_Task brief:_ Wherever a line below holds the word "data", copy that line.

◇ ◇ ◇ ◇ ◇ ◇ ◇

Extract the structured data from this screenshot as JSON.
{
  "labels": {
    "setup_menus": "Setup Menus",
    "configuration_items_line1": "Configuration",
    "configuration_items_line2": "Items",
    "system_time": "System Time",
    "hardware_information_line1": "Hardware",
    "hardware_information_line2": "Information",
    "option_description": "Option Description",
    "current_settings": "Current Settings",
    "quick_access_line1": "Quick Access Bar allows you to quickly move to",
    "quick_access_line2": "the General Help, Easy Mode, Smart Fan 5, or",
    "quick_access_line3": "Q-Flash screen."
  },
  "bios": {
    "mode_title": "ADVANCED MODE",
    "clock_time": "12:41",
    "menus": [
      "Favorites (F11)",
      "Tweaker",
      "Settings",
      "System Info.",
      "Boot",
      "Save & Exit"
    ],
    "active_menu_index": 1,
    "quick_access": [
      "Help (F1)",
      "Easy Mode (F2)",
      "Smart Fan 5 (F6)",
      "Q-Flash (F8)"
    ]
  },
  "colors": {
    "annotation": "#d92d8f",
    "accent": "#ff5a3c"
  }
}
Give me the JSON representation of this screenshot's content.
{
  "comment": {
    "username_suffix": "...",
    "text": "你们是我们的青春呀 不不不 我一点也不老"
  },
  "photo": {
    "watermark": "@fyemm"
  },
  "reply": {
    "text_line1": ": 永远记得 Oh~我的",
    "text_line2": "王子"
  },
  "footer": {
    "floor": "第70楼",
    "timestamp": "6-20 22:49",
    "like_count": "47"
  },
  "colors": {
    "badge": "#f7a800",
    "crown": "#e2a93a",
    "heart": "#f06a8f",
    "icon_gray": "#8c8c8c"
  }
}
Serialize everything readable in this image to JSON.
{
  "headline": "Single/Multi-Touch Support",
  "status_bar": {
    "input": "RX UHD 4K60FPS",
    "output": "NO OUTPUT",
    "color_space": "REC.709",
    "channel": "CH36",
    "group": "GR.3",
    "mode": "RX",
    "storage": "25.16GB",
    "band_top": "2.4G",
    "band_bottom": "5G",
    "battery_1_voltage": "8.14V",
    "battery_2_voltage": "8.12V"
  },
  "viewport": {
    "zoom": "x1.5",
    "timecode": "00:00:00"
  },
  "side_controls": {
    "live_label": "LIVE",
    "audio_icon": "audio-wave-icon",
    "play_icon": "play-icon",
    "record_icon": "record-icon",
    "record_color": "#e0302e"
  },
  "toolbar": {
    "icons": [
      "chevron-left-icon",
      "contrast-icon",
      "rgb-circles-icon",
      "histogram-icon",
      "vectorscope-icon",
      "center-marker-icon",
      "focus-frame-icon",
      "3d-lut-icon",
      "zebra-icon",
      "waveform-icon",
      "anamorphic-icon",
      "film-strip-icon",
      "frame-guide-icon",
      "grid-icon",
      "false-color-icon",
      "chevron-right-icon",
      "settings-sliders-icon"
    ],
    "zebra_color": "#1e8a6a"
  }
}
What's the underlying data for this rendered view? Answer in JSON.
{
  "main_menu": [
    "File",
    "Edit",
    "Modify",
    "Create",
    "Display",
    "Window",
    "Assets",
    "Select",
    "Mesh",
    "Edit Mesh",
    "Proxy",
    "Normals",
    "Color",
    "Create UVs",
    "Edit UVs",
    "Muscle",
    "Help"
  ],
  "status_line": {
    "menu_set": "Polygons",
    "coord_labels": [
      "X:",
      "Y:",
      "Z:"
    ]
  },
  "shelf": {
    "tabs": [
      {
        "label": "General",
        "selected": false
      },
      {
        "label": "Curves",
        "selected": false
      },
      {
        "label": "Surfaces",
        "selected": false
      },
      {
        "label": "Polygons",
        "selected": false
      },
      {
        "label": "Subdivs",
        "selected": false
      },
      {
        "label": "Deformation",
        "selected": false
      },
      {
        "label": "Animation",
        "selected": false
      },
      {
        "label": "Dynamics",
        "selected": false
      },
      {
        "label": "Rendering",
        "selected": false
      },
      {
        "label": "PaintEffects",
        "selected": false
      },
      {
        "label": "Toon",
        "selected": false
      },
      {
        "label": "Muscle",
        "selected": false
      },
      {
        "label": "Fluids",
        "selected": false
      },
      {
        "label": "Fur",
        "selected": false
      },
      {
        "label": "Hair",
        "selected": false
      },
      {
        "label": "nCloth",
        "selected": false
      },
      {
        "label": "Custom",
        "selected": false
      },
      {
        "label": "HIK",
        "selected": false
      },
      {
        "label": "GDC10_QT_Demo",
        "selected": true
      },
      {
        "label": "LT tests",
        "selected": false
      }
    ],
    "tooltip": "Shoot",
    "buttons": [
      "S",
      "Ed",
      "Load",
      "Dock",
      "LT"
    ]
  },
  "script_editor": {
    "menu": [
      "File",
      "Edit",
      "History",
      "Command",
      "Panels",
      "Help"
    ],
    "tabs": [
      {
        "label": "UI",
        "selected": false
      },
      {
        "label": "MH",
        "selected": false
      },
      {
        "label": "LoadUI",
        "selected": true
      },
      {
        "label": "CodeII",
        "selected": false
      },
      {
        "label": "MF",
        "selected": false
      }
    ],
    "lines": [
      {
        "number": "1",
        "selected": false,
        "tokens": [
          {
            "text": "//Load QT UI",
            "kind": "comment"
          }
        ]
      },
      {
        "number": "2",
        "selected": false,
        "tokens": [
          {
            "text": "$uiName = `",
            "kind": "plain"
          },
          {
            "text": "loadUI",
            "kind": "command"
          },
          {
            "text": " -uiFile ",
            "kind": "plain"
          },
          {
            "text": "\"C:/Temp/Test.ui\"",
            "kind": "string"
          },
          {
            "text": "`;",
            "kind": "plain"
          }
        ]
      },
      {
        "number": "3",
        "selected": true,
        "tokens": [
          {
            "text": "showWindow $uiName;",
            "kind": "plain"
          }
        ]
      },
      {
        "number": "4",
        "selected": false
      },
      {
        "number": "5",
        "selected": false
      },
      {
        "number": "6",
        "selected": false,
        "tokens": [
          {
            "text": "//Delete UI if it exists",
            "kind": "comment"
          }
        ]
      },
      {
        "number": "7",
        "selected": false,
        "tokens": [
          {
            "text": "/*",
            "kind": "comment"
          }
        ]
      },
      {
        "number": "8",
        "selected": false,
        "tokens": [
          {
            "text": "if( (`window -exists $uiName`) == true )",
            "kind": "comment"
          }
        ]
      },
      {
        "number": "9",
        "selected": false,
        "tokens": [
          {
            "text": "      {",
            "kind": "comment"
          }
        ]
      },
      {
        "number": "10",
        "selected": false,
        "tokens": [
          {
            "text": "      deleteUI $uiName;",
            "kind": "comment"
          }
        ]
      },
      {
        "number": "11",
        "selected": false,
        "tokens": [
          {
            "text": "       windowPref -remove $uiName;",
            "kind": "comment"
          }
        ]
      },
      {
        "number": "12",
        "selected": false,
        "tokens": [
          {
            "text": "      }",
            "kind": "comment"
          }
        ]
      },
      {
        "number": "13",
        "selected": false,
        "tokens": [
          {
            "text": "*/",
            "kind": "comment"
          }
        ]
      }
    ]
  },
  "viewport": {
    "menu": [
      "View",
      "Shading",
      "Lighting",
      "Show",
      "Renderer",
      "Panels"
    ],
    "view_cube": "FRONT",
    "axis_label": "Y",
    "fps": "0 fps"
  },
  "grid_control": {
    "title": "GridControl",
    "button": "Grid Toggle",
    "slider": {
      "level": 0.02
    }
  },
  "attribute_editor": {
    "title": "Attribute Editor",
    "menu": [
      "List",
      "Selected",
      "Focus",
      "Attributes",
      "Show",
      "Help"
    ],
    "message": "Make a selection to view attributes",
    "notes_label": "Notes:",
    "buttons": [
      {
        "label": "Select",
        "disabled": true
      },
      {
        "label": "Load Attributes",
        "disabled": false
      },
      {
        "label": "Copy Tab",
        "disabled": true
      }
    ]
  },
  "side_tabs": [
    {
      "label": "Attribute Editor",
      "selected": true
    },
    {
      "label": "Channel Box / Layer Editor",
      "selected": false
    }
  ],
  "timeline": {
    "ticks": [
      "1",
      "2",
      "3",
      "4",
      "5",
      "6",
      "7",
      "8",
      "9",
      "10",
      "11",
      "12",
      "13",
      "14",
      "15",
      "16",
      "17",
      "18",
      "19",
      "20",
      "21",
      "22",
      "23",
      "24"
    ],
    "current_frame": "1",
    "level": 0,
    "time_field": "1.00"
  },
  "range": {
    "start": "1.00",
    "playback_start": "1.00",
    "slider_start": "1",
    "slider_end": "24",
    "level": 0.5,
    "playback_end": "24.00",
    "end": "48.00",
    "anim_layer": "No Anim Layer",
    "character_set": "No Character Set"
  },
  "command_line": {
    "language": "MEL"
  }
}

◇ ◇ ◇ ◇ ◇ ◇ ◇

_Task answer:_
Extract the structured data from this screenshot as JSON.
What's the underlying data for this rendered view? Answer in JSON.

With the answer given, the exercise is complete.